### Task to carry out
Return every line below in which "über" appears.
--- Start Task material ---
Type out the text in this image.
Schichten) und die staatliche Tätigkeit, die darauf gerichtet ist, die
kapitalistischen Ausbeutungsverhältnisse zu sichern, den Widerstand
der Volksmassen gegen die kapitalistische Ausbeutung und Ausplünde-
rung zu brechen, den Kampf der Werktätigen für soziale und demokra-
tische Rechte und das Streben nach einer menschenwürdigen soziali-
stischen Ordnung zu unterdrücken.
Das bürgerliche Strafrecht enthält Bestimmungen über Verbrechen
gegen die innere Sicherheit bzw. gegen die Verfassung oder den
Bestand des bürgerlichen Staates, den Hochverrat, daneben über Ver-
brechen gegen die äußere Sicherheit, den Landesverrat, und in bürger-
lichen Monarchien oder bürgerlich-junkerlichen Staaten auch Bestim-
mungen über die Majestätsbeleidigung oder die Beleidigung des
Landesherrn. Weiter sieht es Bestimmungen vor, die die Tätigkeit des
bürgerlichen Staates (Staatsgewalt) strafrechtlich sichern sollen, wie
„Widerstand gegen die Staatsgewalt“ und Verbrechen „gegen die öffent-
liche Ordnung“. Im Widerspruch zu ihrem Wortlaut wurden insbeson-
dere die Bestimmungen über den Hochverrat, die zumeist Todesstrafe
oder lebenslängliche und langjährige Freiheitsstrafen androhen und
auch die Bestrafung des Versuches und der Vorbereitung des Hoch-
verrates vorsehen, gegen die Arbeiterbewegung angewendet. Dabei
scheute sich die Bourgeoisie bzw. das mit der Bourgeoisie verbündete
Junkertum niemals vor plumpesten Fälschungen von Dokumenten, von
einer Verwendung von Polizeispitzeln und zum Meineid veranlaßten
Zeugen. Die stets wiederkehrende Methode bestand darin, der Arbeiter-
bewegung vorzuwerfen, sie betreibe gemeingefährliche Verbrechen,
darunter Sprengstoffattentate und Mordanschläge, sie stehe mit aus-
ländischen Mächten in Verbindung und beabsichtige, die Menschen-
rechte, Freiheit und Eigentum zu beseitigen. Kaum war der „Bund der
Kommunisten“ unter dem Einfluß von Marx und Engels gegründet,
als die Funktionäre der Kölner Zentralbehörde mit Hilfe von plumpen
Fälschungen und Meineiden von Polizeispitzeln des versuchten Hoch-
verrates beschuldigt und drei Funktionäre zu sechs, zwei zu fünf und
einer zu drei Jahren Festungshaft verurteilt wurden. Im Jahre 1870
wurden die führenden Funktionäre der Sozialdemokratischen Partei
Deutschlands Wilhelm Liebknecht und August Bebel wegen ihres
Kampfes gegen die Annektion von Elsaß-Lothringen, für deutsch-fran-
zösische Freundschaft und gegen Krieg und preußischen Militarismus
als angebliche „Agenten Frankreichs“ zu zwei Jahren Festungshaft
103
--- End Task material ---
### Output for this task
Das bürgerliche Strafrecht enthält Bestimmungen über Verbrechen
Bestand des bürgerlichen Staates, den Hochverrat, daneben über Ver-
mungen über die Majestätsbeleidigung oder die Beleidigung des
dere die Bestimmungen über den Hochverrat, die zumeist Todesstrafe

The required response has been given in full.